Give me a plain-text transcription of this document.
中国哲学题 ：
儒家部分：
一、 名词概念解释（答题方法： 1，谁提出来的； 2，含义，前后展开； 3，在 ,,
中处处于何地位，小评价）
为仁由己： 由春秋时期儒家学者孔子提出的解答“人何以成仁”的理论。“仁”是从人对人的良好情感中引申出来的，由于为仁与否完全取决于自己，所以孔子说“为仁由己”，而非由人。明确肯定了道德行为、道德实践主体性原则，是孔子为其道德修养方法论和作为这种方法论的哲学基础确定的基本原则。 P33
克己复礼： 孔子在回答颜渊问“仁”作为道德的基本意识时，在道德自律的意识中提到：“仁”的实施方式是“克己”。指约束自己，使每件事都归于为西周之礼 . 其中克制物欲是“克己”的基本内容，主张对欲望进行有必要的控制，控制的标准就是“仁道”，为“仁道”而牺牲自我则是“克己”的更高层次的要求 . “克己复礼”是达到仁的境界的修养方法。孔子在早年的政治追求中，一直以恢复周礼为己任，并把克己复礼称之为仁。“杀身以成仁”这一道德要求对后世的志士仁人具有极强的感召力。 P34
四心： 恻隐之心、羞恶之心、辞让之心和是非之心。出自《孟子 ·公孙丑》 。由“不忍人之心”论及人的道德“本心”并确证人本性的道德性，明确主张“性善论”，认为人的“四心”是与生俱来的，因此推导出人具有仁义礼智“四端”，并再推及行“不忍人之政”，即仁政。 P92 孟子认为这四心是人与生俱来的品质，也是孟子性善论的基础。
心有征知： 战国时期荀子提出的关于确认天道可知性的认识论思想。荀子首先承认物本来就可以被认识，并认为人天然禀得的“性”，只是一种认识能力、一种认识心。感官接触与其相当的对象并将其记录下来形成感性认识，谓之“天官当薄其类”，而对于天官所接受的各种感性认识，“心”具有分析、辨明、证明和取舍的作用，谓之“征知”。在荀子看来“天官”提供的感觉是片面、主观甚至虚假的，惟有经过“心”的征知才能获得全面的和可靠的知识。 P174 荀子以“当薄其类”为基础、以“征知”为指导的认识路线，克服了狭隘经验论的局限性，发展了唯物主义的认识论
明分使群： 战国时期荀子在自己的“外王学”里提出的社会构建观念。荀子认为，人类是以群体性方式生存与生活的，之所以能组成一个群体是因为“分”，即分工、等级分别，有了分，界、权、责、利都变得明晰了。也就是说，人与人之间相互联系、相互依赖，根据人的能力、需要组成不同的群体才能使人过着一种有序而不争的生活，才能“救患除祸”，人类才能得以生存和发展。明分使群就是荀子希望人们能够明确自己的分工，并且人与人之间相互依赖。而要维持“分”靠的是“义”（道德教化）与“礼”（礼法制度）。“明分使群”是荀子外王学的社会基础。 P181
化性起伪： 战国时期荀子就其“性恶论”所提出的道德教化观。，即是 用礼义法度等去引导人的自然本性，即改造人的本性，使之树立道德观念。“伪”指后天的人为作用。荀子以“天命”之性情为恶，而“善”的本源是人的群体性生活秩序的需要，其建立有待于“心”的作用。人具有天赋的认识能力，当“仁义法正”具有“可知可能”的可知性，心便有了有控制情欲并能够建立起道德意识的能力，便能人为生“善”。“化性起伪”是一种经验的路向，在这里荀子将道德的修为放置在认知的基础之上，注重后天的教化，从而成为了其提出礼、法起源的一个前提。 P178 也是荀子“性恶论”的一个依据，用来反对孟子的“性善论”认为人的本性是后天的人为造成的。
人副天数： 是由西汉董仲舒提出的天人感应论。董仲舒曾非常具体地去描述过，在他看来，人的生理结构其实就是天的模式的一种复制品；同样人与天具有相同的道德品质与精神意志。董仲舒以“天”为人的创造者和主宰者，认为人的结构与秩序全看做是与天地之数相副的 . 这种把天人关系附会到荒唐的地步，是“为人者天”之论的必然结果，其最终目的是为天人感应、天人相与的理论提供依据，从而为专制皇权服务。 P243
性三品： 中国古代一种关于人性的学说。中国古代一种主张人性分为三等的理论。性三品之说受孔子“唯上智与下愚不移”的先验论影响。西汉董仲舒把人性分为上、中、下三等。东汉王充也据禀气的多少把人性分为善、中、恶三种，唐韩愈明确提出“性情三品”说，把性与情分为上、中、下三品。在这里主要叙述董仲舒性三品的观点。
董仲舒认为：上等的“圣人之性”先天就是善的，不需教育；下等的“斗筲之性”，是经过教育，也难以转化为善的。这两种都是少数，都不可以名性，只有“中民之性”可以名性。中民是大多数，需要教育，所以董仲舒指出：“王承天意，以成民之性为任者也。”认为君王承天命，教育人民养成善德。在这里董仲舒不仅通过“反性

### WHAT YOU ARE ASKED TO DO:
Write out each line of the data above again, exactly as given.

### RESPONSE FOR THIS EXERCISE:
Give me a plain-text transcription of this document.
中国哲学题 ：
儒家部分：
一、 名词概念解释（答题方法： 1，谁提出来的； 2，含义，前后展开； 3，在 ,,
中处处于何地位，小评价）
为仁由己： 由春秋时期儒家学者孔子提出的解答“人何以成仁”的理论。“仁”是从人对人的良好情感中引申出来的，由于为仁与否完全取决于自己，所以孔子说“为仁由己”，而非由人。明确肯定了道德行为、道德实践主体性原则，是孔子为其道德修养方法论和作为这种方法论的哲学基础确定的基本原则。 P33
克己复礼： 孔子在回答颜渊问“仁”作为道德的基本意识时，在道德自律的意识中提到：“仁”的实施方式是“克己”。指约束自己，使每件事都归于为西周之礼 . 其中克制物欲是“克己”的基本内容，主张对欲望进行有必要的控制，控制的标准就是“仁道”，为“仁道”而牺牲自我则是“克己”的更高层次的要求 . “克己复礼”是达到仁的境界的修养方法。孔子在早年的政治追求中，一直以恢复周礼为己任，并把克己复礼称之为仁。“杀身以成仁”这一道德要求对后世的志士仁人具有极强的感召力。 P34
四心： 恻隐之心、羞恶之心、辞让之心和是非之心。出自《孟子 ·公孙丑》 。由“不忍人之心”论及人的道德“本心”并确证人本性的道德性，明确主张“性善论”，认为人的“四心”是与生俱来的，因此推导出人具有仁义礼智“四端”，并再推及行“不忍人之政”，即仁政。 P92 孟子认为这四心是人与生俱来的品质，也是孟子性善论的基础。
心有征知： 战国时期荀子提出的关于确认天道可知性的认识论思想。荀子首先承认物本来就可以被认识，并认为人天然禀得的“性”，只是一种认识能力、一种认识心。感官接触与其相当的对象并将其记录下来形成感性认识，谓之“天官当薄其类”，而对于天官所接受的各种感性认识，“心”具有分析、辨明、证明和取舍的作用，谓之“征知”。在荀子看来“天官”提供的感觉是片面、主观甚至虚假的，惟有经过“心”的征知才能获得全面的和可靠的知识。 P174 荀子以“当薄其类”为基础、以“征知”为指导的认识路线，克服了狭隘经验论的局限性，发展了唯物主义的认识论
明分使群： 战国时期荀子在自己的“外王学”里提出的社会构建观念。荀子认为，人类是以群体性方式生存与生活的，之所以能组成一个群体是因为“分”，即分工、等级分别，有了分，界、权、责、利都变得明晰了。也就是说，人与人之间相互联系、相互依赖，根据人的能力、需要组成不同的群体才能使人过着一种有序而不争的生活，才能“救患除祸”，人类才能得以生存和发展。明分使群就是荀子希望人们能够明确自己的分工，并且人与人之间相互依赖。而要维持“分”靠的是“义”（道德教化）与“礼”（礼法制度）。“明分使群”是荀子外王学的社会基础。 P181
化性起伪： 战国时期荀子就其“性恶论”所提出的道德教化观。，即是 用礼义法度等去引导人的自然本性，即改造人的本性，使之树立道德观念。“伪”指后天的人为作用。荀子以“天命”之性情为恶，而“善”的本源是人的群体性生活秩序的需要，其建立有待于“心”的作用。人具有天赋的认识能力，当“仁义法正”具有“可知可能”的可知性，心便有了有控制情欲并能够建立起道德意识的能力，便能人为生“善”。“化性起伪”是一种经验的路向，在这里荀子将道德的修为放置在认知的基础之上，注重后天的教化，从而成为了其提出礼、法起源的一个前提。 P178 也是荀子“性恶论”的一个依据，用来反对孟子的“性善论”认为人的本性是后天的人为造成的。
人副天数： 是由西汉董仲舒提出的天人感应论。董仲舒曾非常具体地去描述过，在他看来，人的生理结构其实就是天的模式的一种复制品；同样人与天具有相同的道德品质与精神意志。董仲舒以“天”为人的创造者和主宰者，认为人的结构与秩序全看做是与天地之数相副的 . 这种把天人关系附会到荒唐的地步，是“为人者天”之论的必然结果，其最终目的是为天人感应、天人相与的理论提供依据，从而为专制皇权服务。 P243
性三品： 中国古代一种关于人性的学说。中国古代一种主张人性分为三等的理论。性三品之说受孔子“唯上智与下愚不移”的先验论影响。西汉董仲舒把人性分为上、中、下三等。东汉王充也据禀气的多少把人性分为善、中、恶三种，唐韩愈明确提出“性情三品”说，把性与情分为上、中、下三品。在这里主要叙述董仲舒性三品的观点。
董仲舒认为：上等的“圣人之性”先天就是善的，不需教育；下等的“斗筲之性”，是经过教育，也难以转化为善的。这两种都是少数，都不可以名性，只有“中民之性”可以名性。中民是大多数，需要教育，所以董仲舒指出：“王承天意，以成民之性为任者也。”认为君王承天命，教育人民养成善德。在这里董仲舒不仅通过“反性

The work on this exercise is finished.